SET TASK – Copy every record below, exactly as written.

Items from a data source
□ □ □ □ □ □ □

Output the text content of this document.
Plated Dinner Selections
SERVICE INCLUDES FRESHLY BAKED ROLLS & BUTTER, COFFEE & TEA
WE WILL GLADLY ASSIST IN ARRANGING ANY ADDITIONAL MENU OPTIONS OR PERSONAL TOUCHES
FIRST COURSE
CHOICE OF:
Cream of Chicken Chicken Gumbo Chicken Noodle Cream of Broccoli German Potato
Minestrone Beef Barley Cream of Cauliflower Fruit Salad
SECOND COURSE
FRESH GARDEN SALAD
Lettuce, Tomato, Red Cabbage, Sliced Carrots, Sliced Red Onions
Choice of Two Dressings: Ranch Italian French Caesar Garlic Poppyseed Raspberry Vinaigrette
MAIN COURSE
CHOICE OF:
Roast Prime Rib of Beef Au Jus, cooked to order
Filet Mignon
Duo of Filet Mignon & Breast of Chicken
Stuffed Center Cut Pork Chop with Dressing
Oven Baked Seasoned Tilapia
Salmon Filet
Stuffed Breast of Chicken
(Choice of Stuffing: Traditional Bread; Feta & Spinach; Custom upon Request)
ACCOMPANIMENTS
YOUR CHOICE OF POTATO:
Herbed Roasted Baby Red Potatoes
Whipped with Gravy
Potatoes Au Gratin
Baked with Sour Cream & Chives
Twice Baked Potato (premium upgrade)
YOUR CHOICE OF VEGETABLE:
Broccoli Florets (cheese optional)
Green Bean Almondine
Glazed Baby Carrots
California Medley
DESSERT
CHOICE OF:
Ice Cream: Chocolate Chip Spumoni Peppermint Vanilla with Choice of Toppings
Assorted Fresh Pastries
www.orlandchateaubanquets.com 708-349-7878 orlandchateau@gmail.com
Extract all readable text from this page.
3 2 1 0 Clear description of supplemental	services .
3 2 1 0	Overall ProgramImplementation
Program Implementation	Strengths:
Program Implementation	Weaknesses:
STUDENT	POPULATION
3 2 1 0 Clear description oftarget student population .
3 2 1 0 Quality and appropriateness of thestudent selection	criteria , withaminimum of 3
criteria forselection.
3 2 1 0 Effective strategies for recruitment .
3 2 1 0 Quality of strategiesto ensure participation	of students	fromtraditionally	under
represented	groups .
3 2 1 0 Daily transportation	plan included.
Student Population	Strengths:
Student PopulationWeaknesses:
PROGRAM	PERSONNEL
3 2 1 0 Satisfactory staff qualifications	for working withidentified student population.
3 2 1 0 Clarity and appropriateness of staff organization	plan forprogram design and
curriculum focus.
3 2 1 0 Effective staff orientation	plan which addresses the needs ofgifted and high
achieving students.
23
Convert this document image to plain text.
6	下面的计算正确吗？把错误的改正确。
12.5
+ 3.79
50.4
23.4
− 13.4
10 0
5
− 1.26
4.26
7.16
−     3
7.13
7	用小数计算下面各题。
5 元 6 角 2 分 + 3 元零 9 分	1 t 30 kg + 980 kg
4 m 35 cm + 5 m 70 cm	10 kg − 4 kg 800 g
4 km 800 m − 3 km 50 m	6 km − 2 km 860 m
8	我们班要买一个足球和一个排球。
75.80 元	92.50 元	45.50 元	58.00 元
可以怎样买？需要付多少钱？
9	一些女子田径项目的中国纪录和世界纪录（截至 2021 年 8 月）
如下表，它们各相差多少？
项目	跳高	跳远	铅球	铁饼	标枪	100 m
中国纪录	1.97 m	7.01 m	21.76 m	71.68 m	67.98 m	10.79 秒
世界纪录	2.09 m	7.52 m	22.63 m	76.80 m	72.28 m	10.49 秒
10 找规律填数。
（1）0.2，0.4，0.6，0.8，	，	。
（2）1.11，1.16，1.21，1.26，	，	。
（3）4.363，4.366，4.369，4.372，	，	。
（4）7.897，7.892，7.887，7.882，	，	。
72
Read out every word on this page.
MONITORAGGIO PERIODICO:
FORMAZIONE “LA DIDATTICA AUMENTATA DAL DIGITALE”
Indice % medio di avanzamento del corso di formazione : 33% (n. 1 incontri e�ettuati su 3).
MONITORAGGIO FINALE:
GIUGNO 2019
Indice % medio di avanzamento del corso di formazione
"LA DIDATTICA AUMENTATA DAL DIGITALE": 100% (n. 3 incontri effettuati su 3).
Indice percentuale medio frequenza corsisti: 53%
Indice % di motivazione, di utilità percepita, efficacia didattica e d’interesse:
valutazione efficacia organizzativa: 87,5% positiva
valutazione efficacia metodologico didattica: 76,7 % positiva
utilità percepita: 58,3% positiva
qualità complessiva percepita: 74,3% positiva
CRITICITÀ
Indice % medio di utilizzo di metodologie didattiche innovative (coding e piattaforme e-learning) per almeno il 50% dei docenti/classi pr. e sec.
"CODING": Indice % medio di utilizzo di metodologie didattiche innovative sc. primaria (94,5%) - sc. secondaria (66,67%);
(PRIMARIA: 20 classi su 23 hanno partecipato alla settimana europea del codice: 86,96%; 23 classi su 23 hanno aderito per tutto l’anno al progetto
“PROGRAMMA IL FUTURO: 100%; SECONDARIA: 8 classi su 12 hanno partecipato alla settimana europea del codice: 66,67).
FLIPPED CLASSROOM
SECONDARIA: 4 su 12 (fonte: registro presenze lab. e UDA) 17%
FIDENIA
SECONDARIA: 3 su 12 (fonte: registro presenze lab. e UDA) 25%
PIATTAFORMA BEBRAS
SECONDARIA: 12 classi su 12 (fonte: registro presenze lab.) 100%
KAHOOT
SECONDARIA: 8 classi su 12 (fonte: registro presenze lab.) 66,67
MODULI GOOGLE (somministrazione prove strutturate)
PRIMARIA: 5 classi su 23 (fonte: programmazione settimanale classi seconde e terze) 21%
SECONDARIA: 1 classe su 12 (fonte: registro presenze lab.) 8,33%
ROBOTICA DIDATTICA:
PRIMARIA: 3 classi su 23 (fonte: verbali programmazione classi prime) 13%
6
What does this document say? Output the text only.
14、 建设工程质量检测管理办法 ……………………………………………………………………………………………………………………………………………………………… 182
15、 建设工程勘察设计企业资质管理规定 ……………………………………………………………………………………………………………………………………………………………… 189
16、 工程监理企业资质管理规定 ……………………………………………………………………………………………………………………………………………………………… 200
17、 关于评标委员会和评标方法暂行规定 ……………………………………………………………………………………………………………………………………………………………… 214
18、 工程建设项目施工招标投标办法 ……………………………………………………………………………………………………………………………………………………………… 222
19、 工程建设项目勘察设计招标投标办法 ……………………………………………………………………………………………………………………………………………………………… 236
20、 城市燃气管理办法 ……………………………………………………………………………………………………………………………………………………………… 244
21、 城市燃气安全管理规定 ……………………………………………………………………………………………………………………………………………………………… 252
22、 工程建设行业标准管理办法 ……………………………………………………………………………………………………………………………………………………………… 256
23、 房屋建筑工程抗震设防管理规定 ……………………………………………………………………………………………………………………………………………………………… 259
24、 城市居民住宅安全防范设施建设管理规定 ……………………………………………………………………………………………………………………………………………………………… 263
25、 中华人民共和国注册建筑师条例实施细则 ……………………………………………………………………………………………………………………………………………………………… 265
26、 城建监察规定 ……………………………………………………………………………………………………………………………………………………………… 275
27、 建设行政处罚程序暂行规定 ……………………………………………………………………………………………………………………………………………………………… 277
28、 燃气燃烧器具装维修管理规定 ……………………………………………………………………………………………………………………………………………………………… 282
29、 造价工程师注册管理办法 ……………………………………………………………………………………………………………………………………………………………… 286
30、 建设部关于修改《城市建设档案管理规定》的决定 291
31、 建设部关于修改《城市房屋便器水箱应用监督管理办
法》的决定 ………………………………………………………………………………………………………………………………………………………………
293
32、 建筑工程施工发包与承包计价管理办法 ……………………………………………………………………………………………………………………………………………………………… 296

□ □ □ □ □ □ □

OUTPUT –
Output the text content of this document.
Plated Dinner Selections
SERVICE INCLUDES FRESHLY BAKED ROLLS & BUTTER, COFFEE & TEA
WE WILL GLADLY ASSIST IN ARRANGING ANY ADDITIONAL MENU OPTIONS OR PERSONAL TOUCHES
FIRST COURSE
CHOICE OF:
Cream of Chicken Chicken Gumbo Chicken Noodle Cream of Broccoli German Potato
Minestrone Beef Barley Cream of Cauliflower Fruit Salad
SECOND COURSE
FRESH GARDEN SALAD
Lettuce, Tomato, Red Cabbage, Sliced Carrots, Sliced Red Onions
Choice of Two Dressings: Ranch Italian French Caesar Garlic Poppyseed Raspberry Vinaigrette
MAIN COURSE
CHOICE OF:
Roast Prime Rib of Beef Au Jus, cooked to order
Filet Mignon
Duo of Filet Mignon & Breast of Chicken
Stuffed Center Cut Pork Chop with Dressing
Oven Baked Seasoned Tilapia
Salmon Filet
Stuffed Breast of Chicken
(Choice of Stuffing: Traditional Bread; Feta & Spinach; Custom upon Request)
ACCOMPANIMENTS
YOUR CHOICE OF POTATO:
Herbed Roasted Baby Red Potatoes
Whipped with Gravy
Potatoes Au Gratin
Baked with Sour Cream & Chives
Twice Baked Potato (premium upgrade)
YOUR CHOICE OF VEGETABLE:
Broccoli Florets (cheese optional)
Green Bean Almondine
Glazed Baby Carrots
California Medley
DESSERT
CHOICE OF:
Ice Cream: Chocolate Chip Spumoni Peppermint Vanilla with Choice of Toppings
Assorted Fresh Pastries
www.orlandchateaubanquets.com 708-349-7878 orlandchateau@gmail.com
Extract all readable text from this page.
3 2 1 0 Clear description of supplemental	services .
3 2 1 0	Overall ProgramImplementation
Program Implementation	Strengths:
Program Implementation	Weaknesses:
STUDENT	POPULATION
3 2 1 0 Clear description oftarget student population .
3 2 1 0 Quality and appropriateness of thestudent selection	criteria , withaminimum of 3
criteria forselection.
3 2 1 0 Effective strategies for recruitment .
3 2 1 0 Quality of strategiesto ensure participation	of students	fromtraditionally	under
represented	groups .
3 2 1 0 Daily transportation	plan included.
Student Population	Strengths:
Student PopulationWeaknesses:
PROGRAM	PERSONNEL
3 2 1 0 Satisfactory staff qualifications	for working withidentified student population.
3 2 1 0 Clarity and appropriateness of staff organization	plan forprogram design and
curriculum focus.
3 2 1 0 Effective staff orientation	plan which addresses the needs ofgifted and high
achieving students.
23
Convert this document image to plain text.
6	下面的计算正确吗？把错误的改正确。
12.5
+ 3.79
50.4
23.4
− 13.4
10 0
5
− 1.26
4.26
7.16
−     3
7.13
7	用小数计算下面各题。
5 元 6 角 2 分 + 3 元零 9 分	1 t 30 kg + 980 kg
4 m 35 cm + 5 m 70 cm	10 kg − 4 kg 800 g
4 km 800 m − 3 km 50 m	6 km − 2 km 860 m
8	我们班要买一个足球和一个排球。
75.80 元	92.50 元	45.50 元	58.00 元
可以怎样买？需要付多少钱？
9	一些女子田径项目的中国纪录和世界纪录（截至 2021 年 8 月）
如下表，它们各相差多少？
项目	跳高	跳远	铅球	铁饼	标枪	100 m
中国纪录	1.97 m	7.01 m	21.76 m	71.68 m	67.98 m	10.79 秒
世界纪录	2.09 m	7.52 m	22.63 m	76.80 m	72.28 m	10.49 秒
10 找规律填数。
（1）0.2，0.4，0.6，0.8，	，	。
（2）1.11，1.16，1.21，1.26，	，	。
（3）4.363，4.366，4.369，4.372，	，	。
（4）7.897，7.892，7.887，7.882，	，	。
72
Read out every word on this page.
MONITORAGGIO PERIODICO:
FORMAZIONE “LA DIDATTICA AUMENTATA DAL DIGITALE”
Indice % medio di avanzamento del corso di formazione : 33% (n. 1 incontri e�ettuati su 3).
MONITORAGGIO FINALE:
GIUGNO 2019
Indice % medio di avanzamento del corso di formazione
"LA DIDATTICA AUMENTATA DAL DIGITALE": 100% (n. 3 incontri effettuati su 3).
Indice percentuale medio frequenza corsisti: 53%
Indice % di motivazione, di utilità percepita, efficacia didattica e d’interesse:
valutazione efficacia organizzativa: 87,5% positiva
valutazione efficacia metodologico didattica: 76,7 % positiva
utilità percepita: 58,3% positiva
qualità complessiva percepita: 74,3% positiva
CRITICITÀ
Indice % medio di utilizzo di metodologie didattiche innovative (coding e piattaforme e-learning) per almeno il 50% dei docenti/classi pr. e sec.
"CODING": Indice % medio di utilizzo di metodologie didattiche innovative sc. primaria (94,5%) - sc. secondaria (66,67%);
(PRIMARIA: 20 classi su 23 hanno partecipato alla settimana europea del codice: 86,96%; 23 classi su 23 hanno aderito per tutto l’anno al progetto
“PROGRAMMA IL FUTURO: 100%; SECONDARIA: 8 classi su 12 hanno partecipato alla settimana europea del codice: 66,67).
FLIPPED CLASSROOM
SECONDARIA: 4 su 12 (fonte: registro presenze lab. e UDA) 17%
FIDENIA
SECONDARIA: 3 su 12 (fonte: registro presenze lab. e UDA) 25%
PIATTAFORMA BEBRAS
SECONDARIA: 12 classi su 12 (fonte: registro presenze lab.) 100%
KAHOOT
SECONDARIA: 8 classi su 12 (fonte: registro presenze lab.) 66,67
MODULI GOOGLE (somministrazione prove strutturate)
PRIMARIA: 5 classi su 23 (fonte: programmazione settimanale classi seconde e terze) 21%
SECONDARIA: 1 classe su 12 (fonte: registro presenze lab.) 8,33%
ROBOTICA DIDATTICA:
PRIMARIA: 3 classi su 23 (fonte: verbali programmazione classi prime) 13%
6
What does this document say? Output the text only.
14、 建设工程质量检测管理办法 ……………………………………………………………………………………………………………………………………………………………… 182
15、 建设工程勘察设计企业资质管理规定 ……………………………………………………………………………………………………………………………………………………………… 189
16、 工程监理企业资质管理规定 ……………………………………………………………………………………………………………………………………………………………… 200
17、 关于评标委员会和评标方法暂行规定 ……………………………………………………………………………………………………………………………………………………………… 214
18、 工程建设项目施工招标投标办法 ……………………………………………………………………………………………………………………………………………………………… 222
19、 工程建设项目勘察设计招标投标办法 ……………………………………………………………………………………………………………………………………………………………… 236
20、 城市燃气管理办法 ……………………………………………………………………………………………………………………………………………………………… 244
21、 城市燃气安全管理规定 ……………………………………………………………………………………………………………………………………………………………… 252
22、 工程建设行业标准管理办法 ……………………………………………………………………………………………………………………………………………………………… 256
23、 房屋建筑工程抗震设防管理规定 ……………………………………………………………………………………………………………………………………………………………… 259
24、 城市居民住宅安全防范设施建设管理规定 ……………………………………………………………………………………………………………………………………………………………… 263
25、 中华人民共和国注册建筑师条例实施细则 ……………………………………………………………………………………………………………………………………………………………… 265
26、 城建监察规定 ……………………………………………………………………………………………………………………………………………………………… 275
27、 建设行政处罚程序暂行规定 ……………………………………………………………………………………………………………………………………………………………… 277
28、 燃气燃烧器具装维修管理规定 ……………………………………………………………………………………………………………………………………………………………… 282
29、 造价工程师注册管理办法 ……………………………………………………………………………………………………………………………………………………………… 286
30、 建设部关于修改《城市建设档案管理规定》的决定 291
31、 建设部关于修改《城市房屋便器水箱应用监督管理办
法》的决定 ………………………………………………………………………………………………………………………………………………………………
293
32、 建筑工程施工发包与承包计价管理办法 ……………………………………………………………………………………………………………………………………………………………… 296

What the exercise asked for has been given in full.